=== Stated problem ===
Reproduce the records exactly.

Data entries for graphics:
********

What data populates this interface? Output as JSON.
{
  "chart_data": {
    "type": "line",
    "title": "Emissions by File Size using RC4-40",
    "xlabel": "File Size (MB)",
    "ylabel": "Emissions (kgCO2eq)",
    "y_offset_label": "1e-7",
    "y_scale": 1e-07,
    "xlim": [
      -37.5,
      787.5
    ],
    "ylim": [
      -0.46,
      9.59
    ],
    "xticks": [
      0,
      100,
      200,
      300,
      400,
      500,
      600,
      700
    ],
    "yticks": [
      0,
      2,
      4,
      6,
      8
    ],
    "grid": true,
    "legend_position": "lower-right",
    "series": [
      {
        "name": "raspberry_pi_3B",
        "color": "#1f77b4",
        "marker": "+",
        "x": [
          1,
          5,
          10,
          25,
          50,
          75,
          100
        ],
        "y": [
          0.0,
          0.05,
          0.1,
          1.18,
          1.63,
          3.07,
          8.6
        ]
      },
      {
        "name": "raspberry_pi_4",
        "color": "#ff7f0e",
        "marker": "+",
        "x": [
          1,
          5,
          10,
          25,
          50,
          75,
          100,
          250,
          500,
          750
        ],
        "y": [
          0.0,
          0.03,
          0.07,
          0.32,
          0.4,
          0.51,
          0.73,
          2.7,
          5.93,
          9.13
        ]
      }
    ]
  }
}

********

=== Exercise output ===
What data populates this interface? Output as JSON.
{
  "chart_data": {
    "type": "line",
    "title": "Emissions by File Size using RC4-40",
    "xlabel": "File Size (MB)",
    "ylabel": "Emissions (kgCO2eq)",
    "y_offset_label": "1e-7",
    "y_scale": 1e-07,
    "xlim": [
      -37.5,
      787.5
    ],
    "ylim": [
      -0.46,
      9.59
    ],
    "xticks": [
      0,
      100,
      200,
      300,
      400,
      500,
      600,
      700
    ],
    "yticks": [
      0,
      2,
      4,
      6,
      8
    ],
    "grid": true,
    "legend_position": "lower-right",
    "series": [
      {
        "name": "raspberry_pi_3B",
        "color": "#1f77b4",
        "marker": "+",
        "x": [
          1,
          5,
          10,
          25,
          50,
          75,
          100
        ],
        "y": [
          0.0,
          0.05,
          0.1,
          1.18,
          1.63,
          3.07,
          8.6
        ]
      },
      {
        "name": "raspberry_pi_4",
        "color": "#ff7f0e",
        "marker": "+",
        "x": [
          1,
          5,
          10,
          25,
          50,
          75,
          100,
          250,
          500,
          750
        ],
        "y": [
          0.0,
          0.03,
          0.07,
          0.32,
          0.4,
          0.51,
          0.73,
          2.7,
          5.93,
          9.13
        ]
      }
    ]
  }
}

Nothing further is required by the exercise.